------ Data lines ------

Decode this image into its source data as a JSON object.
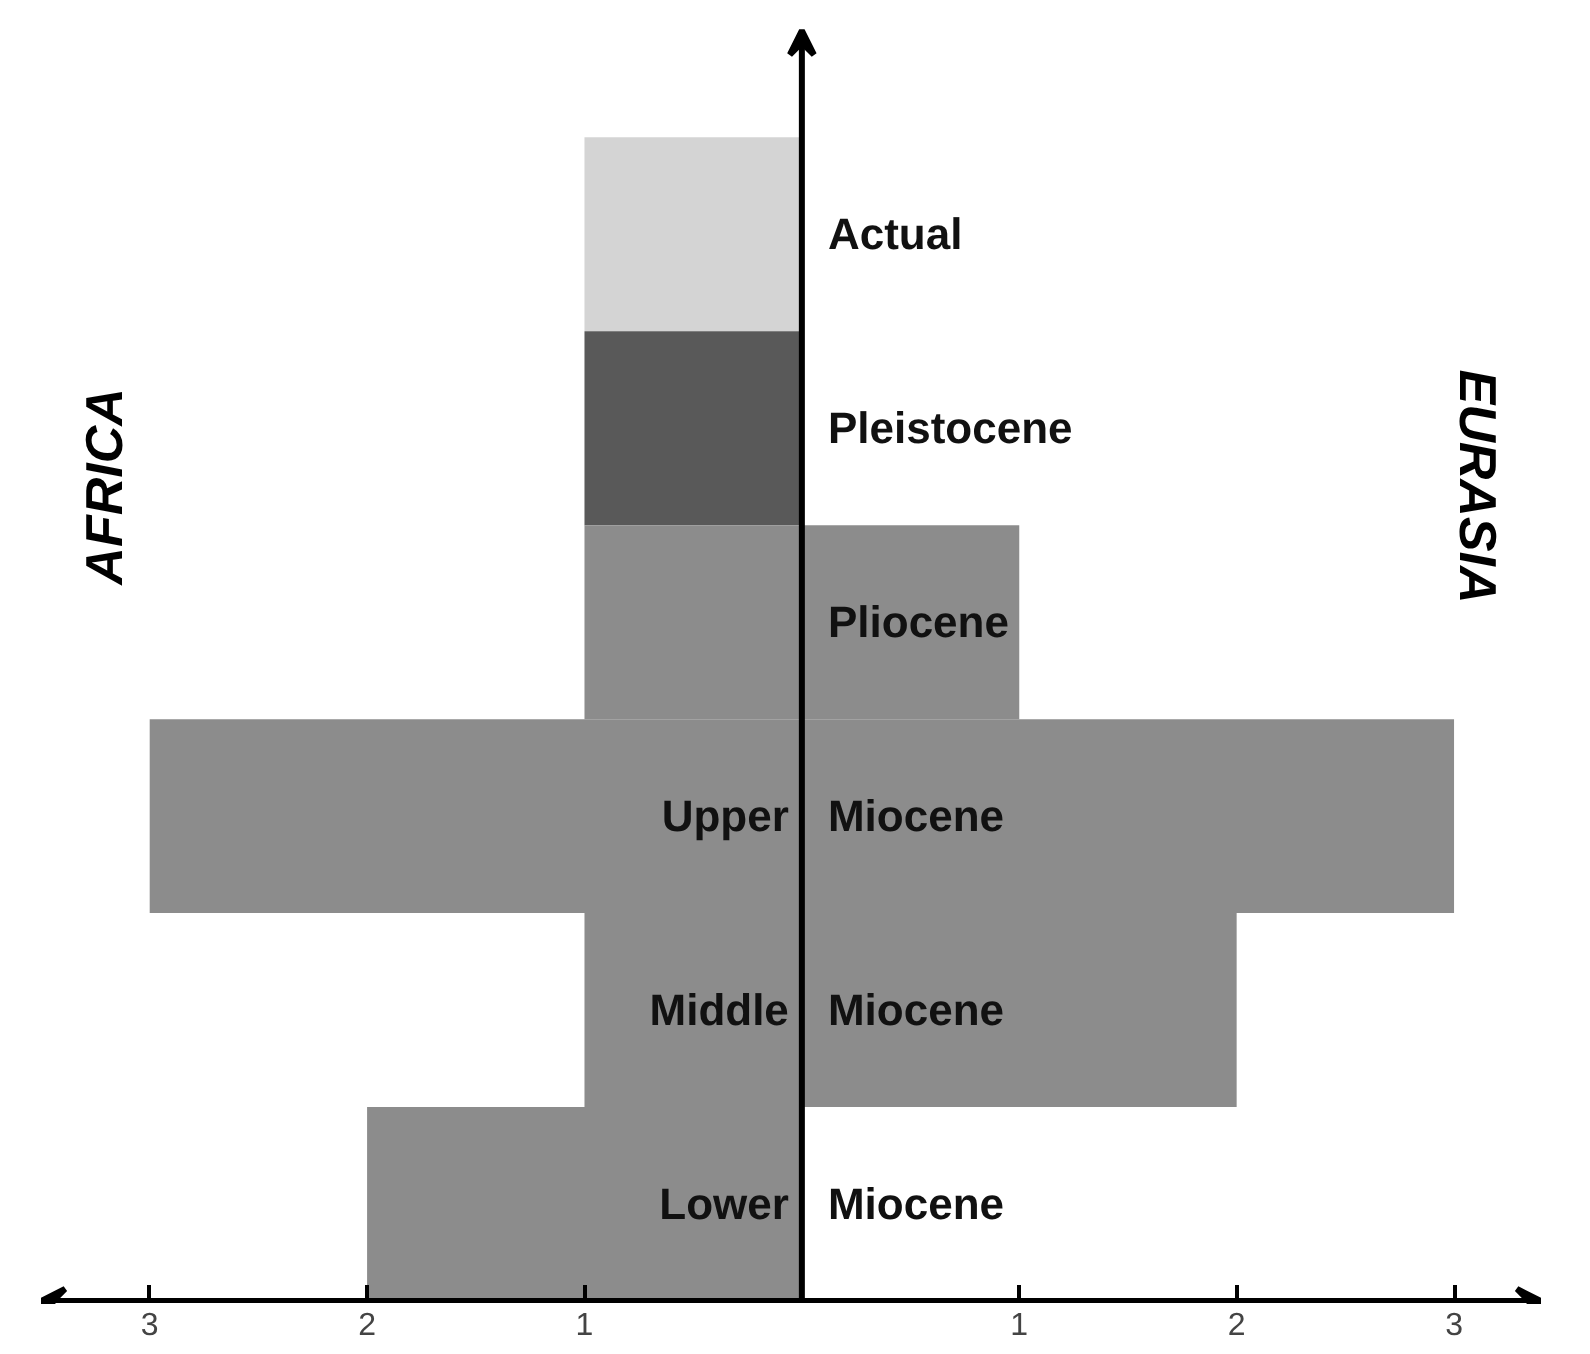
{
  "chart_data": {
    "type": "bar",
    "orientation": "horizontal",
    "stacked": true,
    "categories": [
      "Actual",
      "Pleistocene",
      "Pliocene",
      "Upper Miocene",
      "Middle Miocene",
      "Lower Miocene"
    ],
    "series": [
      {
        "name": "AFRICA",
        "colors": [
          "#d4d4d4",
          "#595959",
          "#8c8c8c",
          "#8c8c8c",
          "#8c8c8c",
          "#8c8c8c"
        ],
        "values": [
          -1,
          -1,
          -1,
          -3,
          -1,
          -2
        ]
      },
      {
        "name": "EURASIA",
        "colors": [
          "#8c8c8c",
          "#8c8c8c",
          "#8c8c8c",
          "#8c8c8c",
          "#8c8c8c",
          "#8c8c8c"
        ],
        "values": [
          null,
          null,
          1,
          3,
          2,
          null
        ]
      }
    ],
    "xlim": [
      -3.5,
      3.4
    ],
    "xticks": [
      {
        "value": -3,
        "label": "3"
      },
      {
        "value": -2,
        "label": "2"
      },
      {
        "value": -1,
        "label": "1"
      },
      {
        "value": 1,
        "label": "1"
      },
      {
        "value": 2,
        "label": "2"
      },
      {
        "value": 3,
        "label": "3"
      }
    ],
    "grid": false
  }
}
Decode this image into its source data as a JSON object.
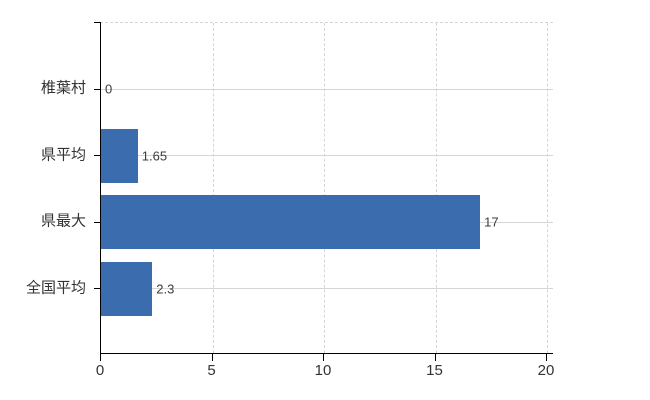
{
  "chart_data": {
    "type": "bar",
    "orientation": "horizontal",
    "title": "",
    "categories": [
      "椎葉村",
      "県平均",
      "県最大",
      "全国平均"
    ],
    "values": [
      0,
      1.65,
      17,
      2.3
    ],
    "value_labels": [
      "0",
      "1.65",
      "17",
      "2.3"
    ],
    "xlim": [
      0,
      20
    ],
    "xticks": [
      0,
      5,
      10,
      15,
      20
    ],
    "xtick_labels": [
      "0",
      "5",
      "10",
      "15",
      "20"
    ],
    "grid": true,
    "legend_position": "none",
    "colors": {
      "bar": "#3b6dae",
      "grid": "#d5d5d2",
      "axis": "#000000",
      "tick_text": "#333333",
      "value_text": "#3c3c3c",
      "background": "#ffffff"
    }
  }
}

------

• Description of the task: Using the records above, retype everything exactly except the pictures.

• Complete response:
Decode this image into its source data as a JSON object.
{
  "chart_data": {
    "type": "bar",
    "orientation": "horizontal",
    "stacked": true,
    "categories": [
      "Actual",
      "Pleistocene",
      "Pliocene",
      "Upper Miocene",
      "Middle Miocene",
      "Lower Miocene"
    ],
    "series": [
      {
        "name": "AFRICA",
        "colors": [
          "#d4d4d4",
          "#595959",
          "#8c8c8c",
          "#8c8c8c",
          "#8c8c8c",
          "#8c8c8c"
        ],
        "values": [
          -1,
          -1,
          -1,
          -3,
          -1,
          -2
        ]
      },
      {
        "name": "EURASIA",
        "colors": [
          "#8c8c8c",
          "#8c8c8c",
          "#8c8c8c",
          "#8c8c8c",
          "#8c8c8c",
          "#8c8c8c"
        ],
        "values": [
          null,
          null,
          1,
          3,
          2,
          null
        ]
      }
    ],
    "xlim": [
      -3.5,
      3.4
    ],
    "xticks": [
      {
        "value": -3,
        "label": "3"
      },
      {
        "value": -2,
        "label": "2"
      },
      {
        "value": -1,
        "label": "1"
      },
      {
        "value": 1,
        "label": "1"
      },
      {
        "value": 2,
        "label": "2"
      },
      {
        "value": 3,
        "label": "3"
      }
    ],
    "grid": false
  }
}
Decode this image into its source data as a JSON object.
{
  "chart_data": {
    "type": "bar",
    "orientation": "horizontal",
    "title": "",
    "categories": [
      "椎葉村",
      "県平均",
      "県最大",
      "全国平均"
    ],
    "values": [
      0,
      1.65,
      17,
      2.3
    ],
    "value_labels": [
      "0",
      "1.65",
      "17",
      "2.3"
    ],
    "xlim": [
      0,
      20
    ],
    "xticks": [
      0,
      5,
      10,
      15,
      20
    ],
    "xtick_labels": [
      "0",
      "5",
      "10",
      "15",
      "20"
    ],
    "grid": true,
    "legend_position": "none",
    "colors": {
      "bar": "#3b6dae",
      "grid": "#d5d5d2",
      "axis": "#000000",
      "tick_text": "#333333",
      "value_text": "#3c3c3c",
      "background": "#ffffff"
    }
  }
}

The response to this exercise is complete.